- **Given request**
Make an exact copy of all the material below, apart from the pictures.

- **Stored dataset items**
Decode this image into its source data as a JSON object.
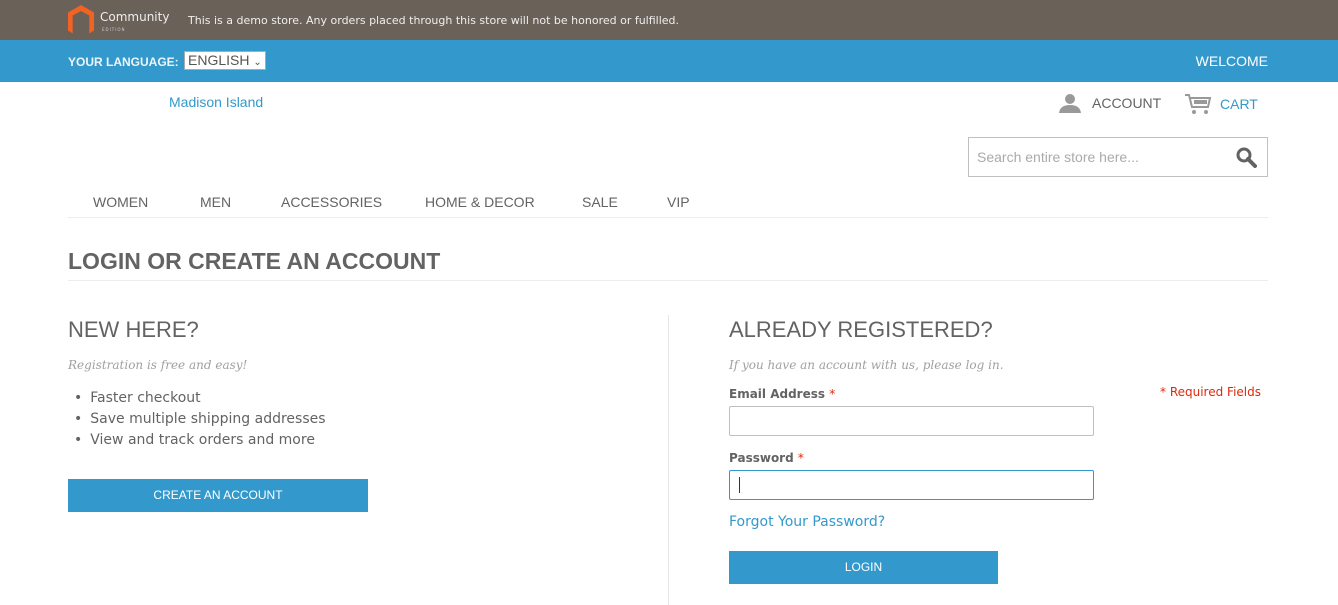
{
  "demo_notice": {
    "logo_text": "Community",
    "logo_subtext": "EDITION",
    "message": "This is a demo store. Any orders placed through this store will not be honored or fulfilled."
  },
  "lang_bar": {
    "label": "YOUR LANGUAGE:",
    "selected": "ENGLISH",
    "welcome": "WELCOME"
  },
  "header": {
    "brand": "Madison Island",
    "account": "ACCOUNT",
    "cart": "CART",
    "search_placeholder": "Search entire store here..."
  },
  "nav": [
    "WOMEN",
    "MEN",
    "ACCESSORIES",
    "HOME & DECOR",
    "SALE",
    "VIP"
  ],
  "page_title": "LOGIN OR CREATE AN ACCOUNT",
  "new_customer": {
    "heading": "NEW HERE?",
    "intro": "Registration is free and easy!",
    "benefits": [
      "Faster checkout",
      "Save multiple shipping addresses",
      "View and track orders and more"
    ],
    "button": "CREATE AN ACCOUNT"
  },
  "login": {
    "heading": "ALREADY REGISTERED?",
    "intro": "If you have an account with us, please log in.",
    "required_note": "* Required Fields",
    "email_label": "Email Address",
    "email_value": "",
    "password_label": "Password",
    "password_value": "",
    "required_mark": "*",
    "forgot": "Forgot Your Password?",
    "button": "LOGIN"
  },
  "colors": {
    "accent": "#3399cc",
    "demo_bar": "#6a6159",
    "required": "#df280a"
  }
}
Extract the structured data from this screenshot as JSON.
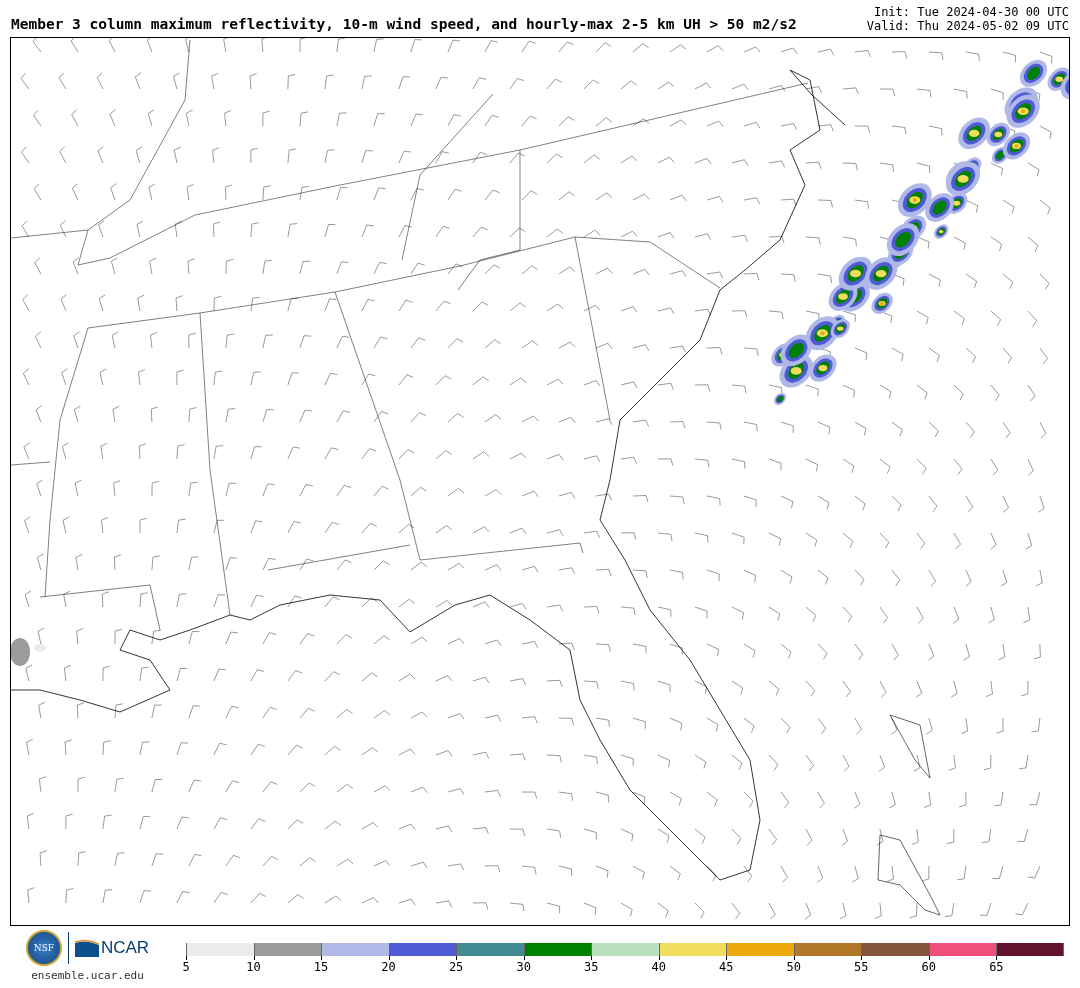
{
  "title": "Member 3 column maximum reflectivity, 10-m wind speed, and hourly-max 2-5 km UH > 50 m2/s2",
  "init": "Init: Tue 2024-04-30 00 UTC",
  "valid": "Valid: Thu 2024-05-02 09 UTC",
  "logo": {
    "seal": "NSF",
    "org": "NCAR",
    "url": "ensemble.ucar.edu"
  },
  "colorbar": {
    "bins": [
      {
        "label": "5",
        "color": "#ebebeb"
      },
      {
        "label": "10",
        "color": "#9b9b9b"
      },
      {
        "label": "15",
        "color": "#b0b8e8"
      },
      {
        "label": "20",
        "color": "#4f5ad6"
      },
      {
        "label": "25",
        "color": "#428b93"
      },
      {
        "label": "30",
        "color": "#008000"
      },
      {
        "label": "35",
        "color": "#b9dfbf"
      },
      {
        "label": "40",
        "color": "#f2dc5c"
      },
      {
        "label": "45",
        "color": "#eca80c"
      },
      {
        "label": "50",
        "color": "#b07828"
      },
      {
        "label": "55",
        "color": "#83553c"
      },
      {
        "label": "60",
        "color": "#ef4f78"
      },
      {
        "label": "65",
        "color": "#62122f"
      }
    ]
  }
}
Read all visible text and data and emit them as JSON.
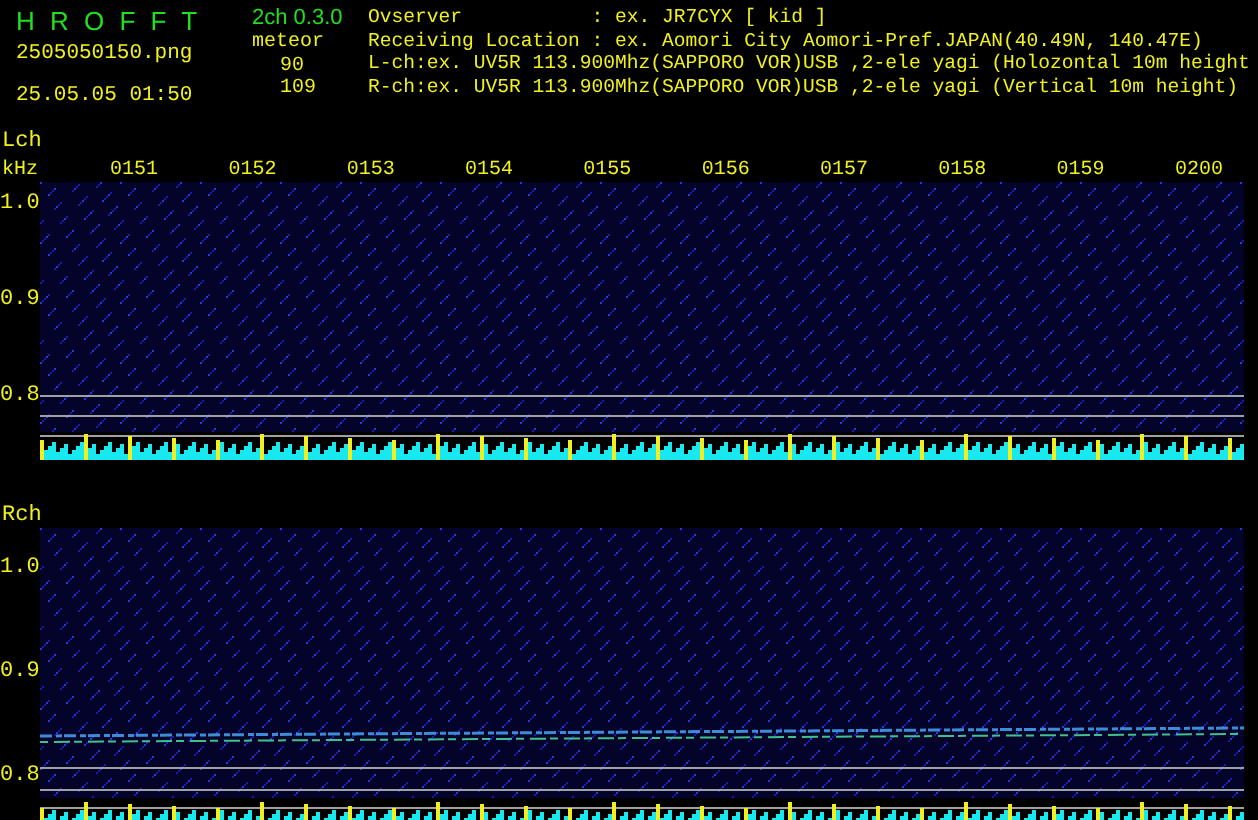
{
  "header": {
    "app_title": "H R O F F T",
    "version": "2ch 0.3.0",
    "filename": "2505050150.png",
    "datetime": "25.05.05 01:50",
    "counter_label": "meteor",
    "counts": [
      "90",
      "109"
    ],
    "info_lines": [
      "Ovserver           : ex. JR7CYX [ kid ]",
      "Receiving Location : ex. Aomori City Aomori-Pref.JAPAN(40.49N, 140.47E)",
      "L-ch:ex. UV5R 113.900Mhz(SAPPORO VOR)USB ,2-ele yagi (Holozontal 10m height",
      "R-ch:ex. UV5R 113.900Mhz(SAPPORO VOR)USB ,2-ele yagi (Vertical 10m height)"
    ]
  },
  "time_ticks": [
    "0151",
    "0152",
    "0153",
    "0154",
    "0155",
    "0156",
    "0157",
    "0158",
    "0159",
    "0200"
  ],
  "channels": [
    {
      "label": "Lch",
      "unit": "kHz",
      "freq_ticks": [
        "1.0",
        "0.9",
        "0.8"
      ]
    },
    {
      "label": "Rch",
      "freq_ticks": [
        "1.0",
        "0.9",
        "0.8"
      ]
    }
  ]
}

- **Answer**
Decode this image into its source data as a JSON object.
{
  "demo_notice": {
    "logo_text": "Community",
    "logo_subtext": "EDITION",
    "message": "This is a demo store. Any orders placed through this store will not be honored or fulfilled."
  },
  "lang_bar": {
    "label": "YOUR LANGUAGE:",
    "selected": "ENGLISH",
    "welcome": "WELCOME"
  },
  "header": {
    "brand": "Madison Island",
    "account": "ACCOUNT",
    "cart": "CART",
    "search_placeholder": "Search entire store here..."
  },
  "nav": [
    "WOMEN",
    "MEN",
    "ACCESSORIES",
    "HOME & DECOR",
    "SALE",
    "VIP"
  ],
  "page_title": "LOGIN OR CREATE AN ACCOUNT",
  "new_customer": {
    "heading": "NEW HERE?",
    "intro": "Registration is free and easy!",
    "benefits": [
      "Faster checkout",
      "Save multiple shipping addresses",
      "View and track orders and more"
    ],
    "button": "CREATE AN ACCOUNT"
  },
  "login": {
    "heading": "ALREADY REGISTERED?",
    "intro": "If you have an account with us, please log in.",
    "required_note": "* Required Fields",
    "email_label": "Email Address",
    "email_value": "",
    "password_label": "Password",
    "password_value": "",
    "required_mark": "*",
    "forgot": "Forgot Your Password?",
    "button": "LOGIN"
  },
  "colors": {
    "accent": "#3399cc",
    "demo_bar": "#6a6159",
    "required": "#df280a"
  }
}
Extract the structured data from this screenshot as JSON.
{
  "title": "Member 3 column maximum reflectivity, 10-m wind speed, and hourly-max 2-5 km UH > 50 m2/s2",
  "init": "Init: Tue 2024-04-30 00 UTC",
  "valid": "Valid: Thu 2024-05-02 09 UTC",
  "logo": {
    "seal": "NSF",
    "org": "NCAR",
    "url": "ensemble.ucar.edu"
  },
  "colorbar": {
    "bins": [
      {
        "label": "5",
        "color": "#ebebeb"
      },
      {
        "label": "10",
        "color": "#9b9b9b"
      },
      {
        "label": "15",
        "color": "#b0b8e8"
      },
      {
        "label": "20",
        "color": "#4f5ad6"
      },
      {
        "label": "25",
        "color": "#428b93"
      },
      {
        "label": "30",
        "color": "#008000"
      },
      {
        "label": "35",
        "color": "#b9dfbf"
      },
      {
        "label": "40",
        "color": "#f2dc5c"
      },
      {
        "label": "45",
        "color": "#eca80c"
      },
      {
        "label": "50",
        "color": "#b07828"
      },
      {
        "label": "55",
        "color": "#83553c"
      },
      {
        "label": "60",
        "color": "#ef4f78"
      },
      {
        "label": "65",
        "color": "#62122f"
      }
    ]
  }
}
Read all visible text and data and emit them as JSON.
{
  "header": {
    "app_title": "H R O F F T",
    "version": "2ch 0.3.0",
    "filename": "2505050150.png",
    "datetime": "25.05.05 01:50",
    "counter_label": "meteor",
    "counts": [
      "90",
      "109"
    ],
    "info_lines": [
      "Ovserver           : ex. JR7CYX [ kid ]",
      "Receiving Location : ex. Aomori City Aomori-Pref.JAPAN(40.49N, 140.47E)",
      "L-ch:ex. UV5R 113.900Mhz(SAPPORO VOR)USB ,2-ele yagi (Holozontal 10m height",
      "R-ch:ex. UV5R 113.900Mhz(SAPPORO VOR)USB ,2-ele yagi (Vertical 10m height)"
    ]
  },
  "time_ticks": [
    "0151",
    "0152",
    "0153",
    "0154",
    "0155",
    "0156",
    "0157",
    "0158",
    "0159",
    "0200"
  ],
  "channels": [
    {
      "label": "Lch",
      "unit": "kHz",
      "freq_ticks": [
        "1.0",
        "0.9",
        "0.8"
      ]
    },
    {
      "label": "Rch",
      "freq_ticks": [
        "1.0",
        "0.9",
        "0.8"
      ]
    }
  ]
}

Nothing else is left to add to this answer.